:: Input records ::
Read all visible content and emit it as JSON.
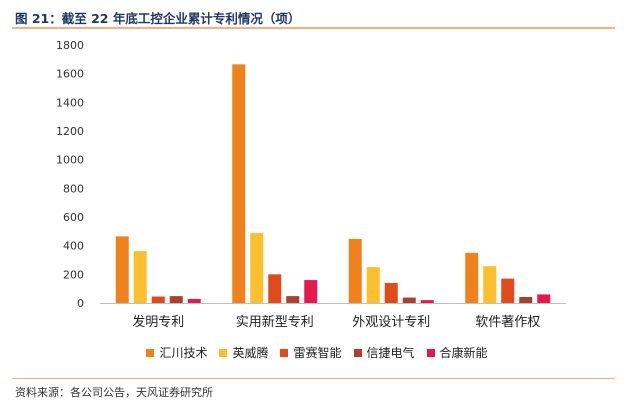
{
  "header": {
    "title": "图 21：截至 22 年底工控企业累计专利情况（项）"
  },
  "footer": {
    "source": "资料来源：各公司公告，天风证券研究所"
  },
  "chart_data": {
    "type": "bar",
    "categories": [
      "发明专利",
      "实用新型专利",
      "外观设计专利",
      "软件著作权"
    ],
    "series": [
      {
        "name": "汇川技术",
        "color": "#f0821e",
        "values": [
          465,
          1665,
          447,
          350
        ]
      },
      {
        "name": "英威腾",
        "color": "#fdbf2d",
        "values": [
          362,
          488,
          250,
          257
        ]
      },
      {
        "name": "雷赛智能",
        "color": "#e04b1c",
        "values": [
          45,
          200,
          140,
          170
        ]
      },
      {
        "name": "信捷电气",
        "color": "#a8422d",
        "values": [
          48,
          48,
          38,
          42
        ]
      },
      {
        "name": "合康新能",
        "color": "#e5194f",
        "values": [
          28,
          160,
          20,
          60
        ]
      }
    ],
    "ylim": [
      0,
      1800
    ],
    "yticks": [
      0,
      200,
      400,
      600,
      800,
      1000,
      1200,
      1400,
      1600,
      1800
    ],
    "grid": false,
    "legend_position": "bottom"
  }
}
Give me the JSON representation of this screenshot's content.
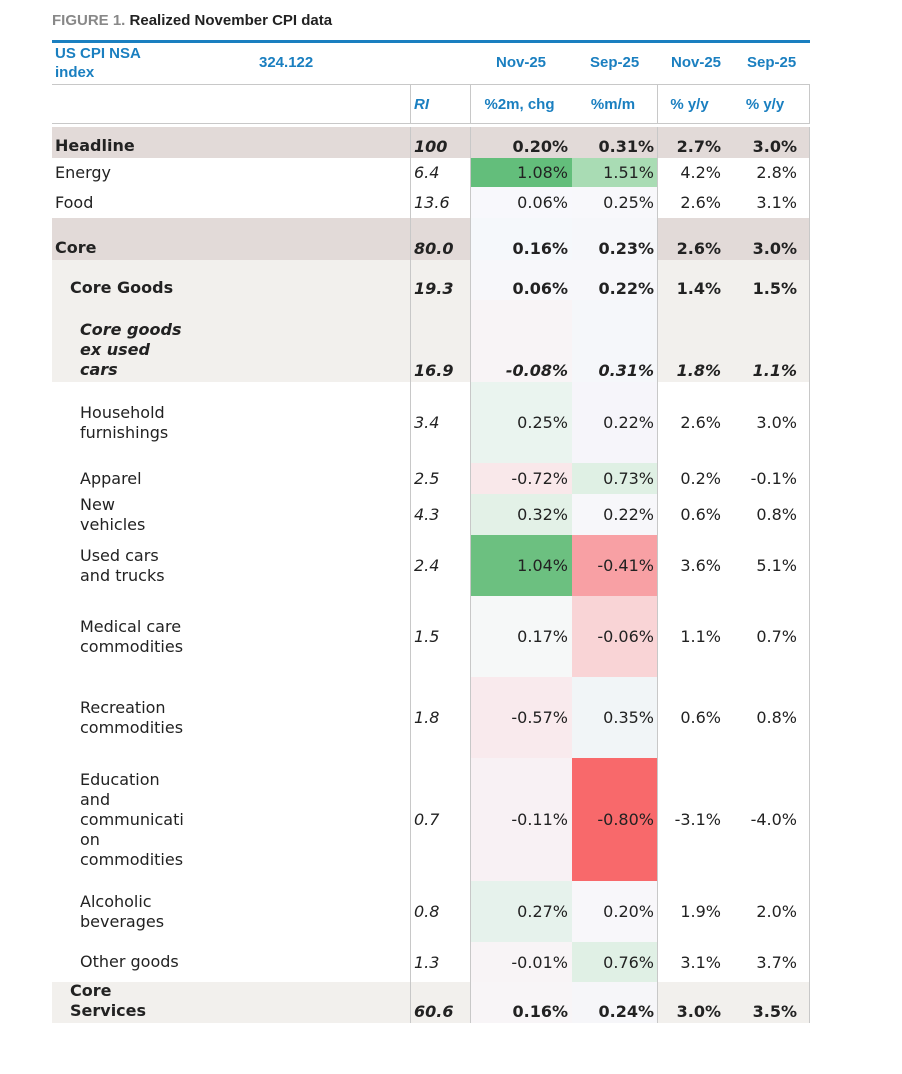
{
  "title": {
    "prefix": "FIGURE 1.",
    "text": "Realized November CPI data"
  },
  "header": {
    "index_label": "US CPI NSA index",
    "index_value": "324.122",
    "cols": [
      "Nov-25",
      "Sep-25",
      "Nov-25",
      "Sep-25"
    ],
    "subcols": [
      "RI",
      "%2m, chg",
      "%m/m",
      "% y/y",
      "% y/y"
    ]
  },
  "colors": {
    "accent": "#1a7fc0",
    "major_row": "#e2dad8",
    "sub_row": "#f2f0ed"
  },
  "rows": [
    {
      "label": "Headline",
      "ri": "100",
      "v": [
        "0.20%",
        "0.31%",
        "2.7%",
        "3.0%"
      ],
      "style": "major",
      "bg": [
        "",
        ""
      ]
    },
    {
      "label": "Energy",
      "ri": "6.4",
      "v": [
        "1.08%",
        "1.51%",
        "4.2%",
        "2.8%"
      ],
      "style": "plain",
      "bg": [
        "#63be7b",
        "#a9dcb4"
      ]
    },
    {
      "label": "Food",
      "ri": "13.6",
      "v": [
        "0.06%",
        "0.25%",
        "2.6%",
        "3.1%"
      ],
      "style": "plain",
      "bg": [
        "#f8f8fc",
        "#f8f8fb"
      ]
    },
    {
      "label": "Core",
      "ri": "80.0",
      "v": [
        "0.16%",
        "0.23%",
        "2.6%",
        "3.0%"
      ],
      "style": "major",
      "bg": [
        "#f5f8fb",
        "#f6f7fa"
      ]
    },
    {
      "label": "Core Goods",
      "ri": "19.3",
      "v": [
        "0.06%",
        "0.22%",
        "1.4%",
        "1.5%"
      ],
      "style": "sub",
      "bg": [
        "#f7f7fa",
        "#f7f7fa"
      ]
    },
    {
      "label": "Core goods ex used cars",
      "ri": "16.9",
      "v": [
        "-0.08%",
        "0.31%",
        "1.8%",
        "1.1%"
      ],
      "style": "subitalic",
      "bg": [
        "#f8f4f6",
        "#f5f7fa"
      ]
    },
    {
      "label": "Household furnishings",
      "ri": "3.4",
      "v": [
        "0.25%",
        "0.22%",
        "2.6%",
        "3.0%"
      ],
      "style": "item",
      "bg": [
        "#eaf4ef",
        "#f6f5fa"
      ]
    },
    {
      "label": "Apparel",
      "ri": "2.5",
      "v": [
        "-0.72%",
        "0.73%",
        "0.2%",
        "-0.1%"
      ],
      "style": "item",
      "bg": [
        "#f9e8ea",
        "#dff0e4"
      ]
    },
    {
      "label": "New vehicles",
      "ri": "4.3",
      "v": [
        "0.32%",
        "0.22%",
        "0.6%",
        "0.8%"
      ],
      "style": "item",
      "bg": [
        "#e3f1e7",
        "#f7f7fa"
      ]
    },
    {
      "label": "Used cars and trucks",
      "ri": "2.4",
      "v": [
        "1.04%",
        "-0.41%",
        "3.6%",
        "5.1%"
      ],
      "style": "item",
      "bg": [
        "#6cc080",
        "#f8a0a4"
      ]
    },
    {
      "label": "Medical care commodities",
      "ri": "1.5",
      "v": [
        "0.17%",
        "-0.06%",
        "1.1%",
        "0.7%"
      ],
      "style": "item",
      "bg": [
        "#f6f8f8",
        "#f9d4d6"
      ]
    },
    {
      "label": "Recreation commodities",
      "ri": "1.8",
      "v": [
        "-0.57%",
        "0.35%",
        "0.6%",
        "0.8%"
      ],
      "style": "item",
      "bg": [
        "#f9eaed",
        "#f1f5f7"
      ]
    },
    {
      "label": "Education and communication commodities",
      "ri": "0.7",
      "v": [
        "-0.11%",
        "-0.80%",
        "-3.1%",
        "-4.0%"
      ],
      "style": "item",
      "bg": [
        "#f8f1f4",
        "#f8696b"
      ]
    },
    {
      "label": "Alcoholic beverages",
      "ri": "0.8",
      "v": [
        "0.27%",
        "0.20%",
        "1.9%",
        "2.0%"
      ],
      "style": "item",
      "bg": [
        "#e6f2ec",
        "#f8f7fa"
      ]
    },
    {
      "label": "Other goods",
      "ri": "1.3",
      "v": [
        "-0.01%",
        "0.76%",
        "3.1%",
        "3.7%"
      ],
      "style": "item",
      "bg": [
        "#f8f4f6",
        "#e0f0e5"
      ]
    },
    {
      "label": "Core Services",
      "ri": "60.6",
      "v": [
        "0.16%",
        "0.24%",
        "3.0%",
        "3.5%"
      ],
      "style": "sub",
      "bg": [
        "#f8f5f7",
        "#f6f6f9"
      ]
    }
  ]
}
---
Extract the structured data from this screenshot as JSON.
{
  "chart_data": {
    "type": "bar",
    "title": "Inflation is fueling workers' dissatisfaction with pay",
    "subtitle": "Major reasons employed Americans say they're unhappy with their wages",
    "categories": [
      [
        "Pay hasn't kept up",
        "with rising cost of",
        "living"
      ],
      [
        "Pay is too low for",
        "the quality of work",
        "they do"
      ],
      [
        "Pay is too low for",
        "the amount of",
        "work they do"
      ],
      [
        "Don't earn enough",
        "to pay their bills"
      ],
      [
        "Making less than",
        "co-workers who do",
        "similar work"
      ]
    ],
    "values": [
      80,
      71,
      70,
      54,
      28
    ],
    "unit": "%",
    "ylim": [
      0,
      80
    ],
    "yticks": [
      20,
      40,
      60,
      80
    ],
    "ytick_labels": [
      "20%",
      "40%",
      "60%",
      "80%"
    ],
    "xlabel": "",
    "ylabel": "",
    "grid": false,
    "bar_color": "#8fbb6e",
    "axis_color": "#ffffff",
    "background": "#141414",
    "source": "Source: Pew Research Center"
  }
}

:: What the task asks ::
Copy out each line in the preceding records that contains "their".

:: Written solution ::
    "subtitle": "Major reasons employed Americans say they're unhappy with their wages",
        "to pay their bills"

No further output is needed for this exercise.